▸ **Passage du texte**
________________________
On a coutume de dire que les classes moyennes constituent la
catégorie sociale la plus malmenée par les trépidations économiques et
politiques actuelles, et force est de constater que leur situation financière
ne cesse de se dégrader depuis quelques années au point que de plus en plus
de ménages qu’on aurait pu croire jusqu’ici à l’abri du besoin se retrouvent
chaque jour en situation de “faillite personnelle”.
Contrairement à ce qu’on pourrait penser, les personnes les plus endettées
ne sont pas toujours les plus démunies. Il s’agit très souvent d’employés et
de cadres moyens dont l’excès de confiance envers l’avenir peut rapidement
les conduire jusqu’aux commissions de surendettement lorsqu’ils sont frappés
par un accident de la vie ou que leurs revenus baissent brusquement.
________________________
▸ **Données**
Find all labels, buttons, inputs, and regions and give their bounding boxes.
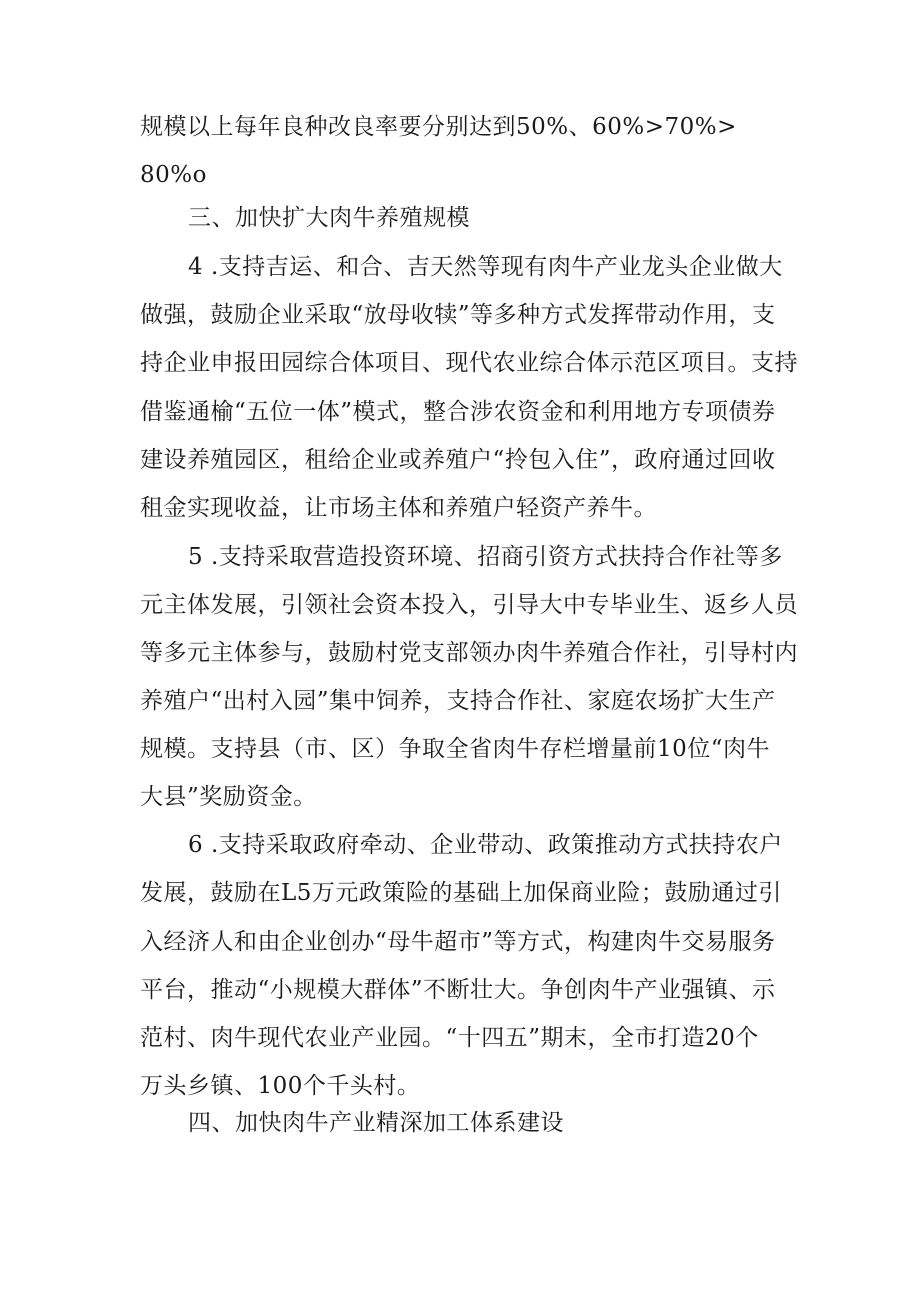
________________________
▸ **Objectif 1**
Répondez brièvement, d'après le texte sur le surendettement des classes moyennes :
(a) Quelle catégorie sociale dit-on la plus malmenée par les trépidations économiques et politiques actuelles ?
(b) Dans quelle situation de plus en plus de ménages se retrouvent-ils chaque jour ?
(c) Qui sont très souvent les personnes les plus endettées ?
▸ **Objectif 2**
Poursuivez le texte sur le surendettement des classes moyennes après sa dernière phrase.
Les données ne servent pas ici.

▸ **Réponse attendue 1**
(a) Les classes moyennes.
(b) En situation de « faillite personnelle ».
(c) Des employés et des cadres moyens.

▸ **Réponse attendue 2**
Quand l’aisance financière mène au surendettement
On connait tous des gens dont le caractère dépensier confine à la
pathologie. Et bien souvent, plus ces personnes ont de l’argent et plus elles
ont tendance à le dépenser sans compter. Avec malheureusement parfois des
conséquences dramatiques à la clé, aussi bien financières que
professionnelles, mais aussi familiales et personnelles. Toutefois, ces cas
d’acheteurs compulsifs sont rares : ils ne représentent jamais plus de 25%
des dossiers de surendettement.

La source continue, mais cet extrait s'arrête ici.